Stated goal: Each record needs to be echoed exactly; can you do that?

Extracted data:
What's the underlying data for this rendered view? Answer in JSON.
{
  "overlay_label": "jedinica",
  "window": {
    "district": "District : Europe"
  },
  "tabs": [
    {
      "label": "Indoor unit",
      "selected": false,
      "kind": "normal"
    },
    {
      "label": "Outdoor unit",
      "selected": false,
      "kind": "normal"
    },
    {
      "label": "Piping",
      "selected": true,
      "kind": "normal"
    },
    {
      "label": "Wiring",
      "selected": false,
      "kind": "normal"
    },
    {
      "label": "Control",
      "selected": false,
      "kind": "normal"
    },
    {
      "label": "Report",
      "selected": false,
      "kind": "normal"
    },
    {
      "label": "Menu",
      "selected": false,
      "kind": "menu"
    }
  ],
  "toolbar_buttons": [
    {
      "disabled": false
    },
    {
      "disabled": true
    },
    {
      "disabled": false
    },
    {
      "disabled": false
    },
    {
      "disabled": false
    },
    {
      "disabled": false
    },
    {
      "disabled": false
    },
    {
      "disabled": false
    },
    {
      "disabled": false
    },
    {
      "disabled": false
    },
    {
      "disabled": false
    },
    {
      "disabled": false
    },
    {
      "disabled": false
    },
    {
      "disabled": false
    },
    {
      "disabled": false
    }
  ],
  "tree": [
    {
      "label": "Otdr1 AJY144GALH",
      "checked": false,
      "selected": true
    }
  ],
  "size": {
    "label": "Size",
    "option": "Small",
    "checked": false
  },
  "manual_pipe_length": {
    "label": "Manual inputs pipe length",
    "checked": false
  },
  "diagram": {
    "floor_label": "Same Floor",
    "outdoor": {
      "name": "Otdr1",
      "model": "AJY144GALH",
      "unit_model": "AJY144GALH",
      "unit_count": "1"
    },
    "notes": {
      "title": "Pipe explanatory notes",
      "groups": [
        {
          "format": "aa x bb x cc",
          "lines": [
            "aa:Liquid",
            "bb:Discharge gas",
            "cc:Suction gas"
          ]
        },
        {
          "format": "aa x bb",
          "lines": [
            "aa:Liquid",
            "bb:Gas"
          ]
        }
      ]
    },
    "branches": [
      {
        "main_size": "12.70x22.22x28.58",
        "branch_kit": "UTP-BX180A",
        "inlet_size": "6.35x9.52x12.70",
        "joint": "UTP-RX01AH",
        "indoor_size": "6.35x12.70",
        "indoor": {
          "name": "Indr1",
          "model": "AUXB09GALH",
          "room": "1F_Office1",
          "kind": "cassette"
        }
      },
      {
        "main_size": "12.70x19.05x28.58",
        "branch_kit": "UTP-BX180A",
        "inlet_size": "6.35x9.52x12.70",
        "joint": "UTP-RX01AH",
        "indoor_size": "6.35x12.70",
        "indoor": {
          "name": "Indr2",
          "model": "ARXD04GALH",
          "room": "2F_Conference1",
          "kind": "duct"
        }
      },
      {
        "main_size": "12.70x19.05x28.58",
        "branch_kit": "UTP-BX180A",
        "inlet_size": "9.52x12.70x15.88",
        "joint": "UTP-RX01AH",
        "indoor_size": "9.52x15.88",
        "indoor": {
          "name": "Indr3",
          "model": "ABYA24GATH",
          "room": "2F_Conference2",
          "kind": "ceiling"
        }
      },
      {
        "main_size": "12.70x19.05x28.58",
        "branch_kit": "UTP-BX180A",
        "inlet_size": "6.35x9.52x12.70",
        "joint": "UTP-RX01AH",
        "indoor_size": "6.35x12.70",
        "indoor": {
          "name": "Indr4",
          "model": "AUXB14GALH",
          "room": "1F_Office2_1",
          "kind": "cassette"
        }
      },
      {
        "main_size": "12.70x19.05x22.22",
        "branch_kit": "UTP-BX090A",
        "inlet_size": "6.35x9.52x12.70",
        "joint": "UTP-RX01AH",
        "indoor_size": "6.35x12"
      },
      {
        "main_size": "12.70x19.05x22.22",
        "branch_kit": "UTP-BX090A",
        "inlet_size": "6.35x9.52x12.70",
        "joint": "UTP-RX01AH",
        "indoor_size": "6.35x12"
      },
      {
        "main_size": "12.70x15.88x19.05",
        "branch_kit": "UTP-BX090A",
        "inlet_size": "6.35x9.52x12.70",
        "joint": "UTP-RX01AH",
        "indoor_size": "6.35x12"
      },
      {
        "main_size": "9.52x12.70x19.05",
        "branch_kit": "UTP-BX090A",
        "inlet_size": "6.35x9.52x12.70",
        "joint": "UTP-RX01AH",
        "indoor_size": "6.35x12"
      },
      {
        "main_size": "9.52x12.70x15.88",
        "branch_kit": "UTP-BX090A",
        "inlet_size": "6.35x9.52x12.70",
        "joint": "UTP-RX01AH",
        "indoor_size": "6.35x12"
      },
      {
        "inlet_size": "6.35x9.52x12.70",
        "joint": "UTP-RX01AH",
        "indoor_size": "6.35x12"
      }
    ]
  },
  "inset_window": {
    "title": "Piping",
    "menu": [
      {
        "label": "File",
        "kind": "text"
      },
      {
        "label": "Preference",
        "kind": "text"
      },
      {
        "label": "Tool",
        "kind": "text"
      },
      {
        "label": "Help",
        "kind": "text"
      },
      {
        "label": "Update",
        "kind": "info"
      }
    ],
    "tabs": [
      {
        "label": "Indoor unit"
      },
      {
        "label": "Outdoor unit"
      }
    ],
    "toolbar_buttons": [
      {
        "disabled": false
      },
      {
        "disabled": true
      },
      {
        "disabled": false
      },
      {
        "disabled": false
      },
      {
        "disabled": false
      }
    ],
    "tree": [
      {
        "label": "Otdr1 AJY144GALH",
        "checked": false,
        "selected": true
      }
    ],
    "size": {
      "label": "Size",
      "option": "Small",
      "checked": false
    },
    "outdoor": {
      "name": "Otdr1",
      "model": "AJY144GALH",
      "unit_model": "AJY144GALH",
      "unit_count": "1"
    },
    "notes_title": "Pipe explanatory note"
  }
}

Written solution:
What's the underlying data for this rendered view? Answer in JSON.
{
  "overlay_label": "jedinica",
  "window": {
    "district": "District : Europe"
  },
  "tabs": [
    {
      "label": "Indoor unit",
      "selected": false,
      "kind": "normal"
    },
    {
      "label": "Outdoor unit",
      "selected": false,
      "kind": "normal"
    },
    {
      "label": "Piping",
      "selected": true,
      "kind": "normal"
    },
    {
      "label": "Wiring",
      "selected": false,
      "kind": "normal"
    },
    {
      "label": "Control",
      "selected": false,
      "kind": "normal"
    },
    {
      "label": "Report",
      "selected": false,
      "kind": "normal"
    },
    {
      "label": "Menu",
      "selected": false,
      "kind": "menu"
    }
  ],
  "toolbar_buttons": [
    {
      "disabled": false
    },
    {
      "disabled": true
    },
    {
      "disabled": false
    },
    {
      "disabled": false
    },
    {
      "disabled": false
    },
    {
      "disabled": false
    },
    {
      "disabled": false
    },
    {
      "disabled": false
    },
    {
      "disabled": false
    },
    {
      "disabled": false
    },
    {
      "disabled": false
    },
    {
      "disabled": false
    },
    {
      "disabled": false
    },
    {
      "disabled": false
    },
    {
      "disabled": false
    }
  ],
  "tree": [
    {
      "label": "Otdr1 AJY144GALH",
      "checked": false,
      "selected": true
    }
  ],
  "size": {
    "label": "Size",
    "option": "Small",
    "checked": false
  },
  "manual_pipe_length": {
    "label": "Manual inputs pipe length",
    "checked": false
  },
  "diagram": {
    "floor_label": "Same Floor",
    "outdoor": {
      "name": "Otdr1",
      "model": "AJY144GALH",
      "unit_model": "AJY144GALH",
      "unit_count": "1"
    },
    "notes": {
      "title": "Pipe explanatory notes",
      "groups": [
        {
          "format": "aa x bb x cc",
          "lines": [
            "aa:Liquid",
            "bb:Discharge gas",
            "cc:Suction gas"
          ]
        },
        {
          "format": "aa x bb",
          "lines": [
            "aa:Liquid",
            "bb:Gas"
          ]
        }
      ]
    },
    "branches": [
      {
        "main_size": "12.70x22.22x28.58",
        "branch_kit": "UTP-BX180A",
        "inlet_size": "6.35x9.52x12.70",
        "joint": "UTP-RX01AH",
        "indoor_size": "6.35x12.70",
        "indoor": {
          "name": "Indr1",
          "model": "AUXB09GALH",
          "room": "1F_Office1",
          "kind": "cassette"
        }
      },
      {
        "main_size": "12.70x19.05x28.58",
        "branch_kit": "UTP-BX180A",
        "inlet_size": "6.35x9.52x12.70",
        "joint": "UTP-RX01AH",
        "indoor_size": "6.35x12.70",
        "indoor": {
          "name": "Indr2",
          "model": "ARXD04GALH",
          "room": "2F_Conference1",
          "kind": "duct"
        }
      },
      {
        "main_size": "12.70x19.05x28.58",
        "branch_kit": "UTP-BX180A",
        "inlet_size": "9.52x12.70x15.88",
        "joint": "UTP-RX01AH",
        "indoor_size": "9.52x15.88",
        "indoor": {
          "name": "Indr3",
          "model": "ABYA24GATH",
          "room": "2F_Conference2",
          "kind": "ceiling"
        }
      },
      {
        "main_size": "12.70x19.05x28.58",
        "branch_kit": "UTP-BX180A",
        "inlet_size": "6.35x9.52x12.70",
        "joint": "UTP-RX01AH",
        "indoor_size": "6.35x12.70",
        "indoor": {
          "name": "Indr4",
          "model": "AUXB14GALH",
          "room": "1F_Office2_1",
          "kind": "cassette"
        }
      },
      {
        "main_size": "12.70x19.05x22.22",
        "branch_kit": "UTP-BX090A",
        "inlet_size": "6.35x9.52x12.70",
        "joint": "UTP-RX01AH",
        "indoor_size": "6.35x12"
      },
      {
        "main_size": "12.70x19.05x22.22",
        "branch_kit": "UTP-BX090A",
        "inlet_size": "6.35x9.52x12.70",
        "joint": "UTP-RX01AH",
        "indoor_size": "6.35x12"
      },
      {
        "main_size": "12.70x15.88x19.05",
        "branch_kit": "UTP-BX090A",
        "inlet_size": "6.35x9.52x12.70",
        "joint": "UTP-RX01AH",
        "indoor_size": "6.35x12"
      },
      {
        "main_size": "9.52x12.70x19.05",
        "branch_kit": "UTP-BX090A",
        "inlet_size": "6.35x9.52x12.70",
        "joint": "UTP-RX01AH",
        "indoor_size": "6.35x12"
      },
      {
        "main_size": "9.52x12.70x15.88",
        "branch_kit": "UTP-BX090A",
        "inlet_size": "6.35x9.52x12.70",
        "joint": "UTP-RX01AH",
        "indoor_size": "6.35x12"
      },
      {
        "inlet_size": "6.35x9.52x12.70",
        "joint": "UTP-RX01AH",
        "indoor_size": "6.35x12"
      }
    ]
  },
  "inset_window": {
    "title": "Piping",
    "menu": [
      {
        "label": "File",
        "kind": "text"
      },
      {
        "label": "Preference",
        "kind": "text"
      },
      {
        "label": "Tool",
        "kind": "text"
      },
      {
        "label": "Help",
        "kind": "text"
      },
      {
        "label": "Update",
        "kind": "info"
      }
    ],
    "tabs": [
      {
        "label": "Indoor unit"
      },
      {
        "label": "Outdoor unit"
      }
    ],
    "toolbar_buttons": [
      {
        "disabled": false
      },
      {
        "disabled": true
      },
      {
        "disabled": false
      },
      {
        "disabled": false
      },
      {
        "disabled": false
      }
    ],
    "tree": [
      {
        "label": "Otdr1 AJY144GALH",
        "checked": false,
        "selected": true
      }
    ],
    "size": {
      "label": "Size",
      "option": "Small",
      "checked": false
    },
    "outdoor": {
      "name": "Otdr1",
      "model": "AJY144GALH",
      "unit_model": "AJY144GALH",
      "unit_count": "1"
    },
    "notes_title": "Pipe explanatory note"
  }
}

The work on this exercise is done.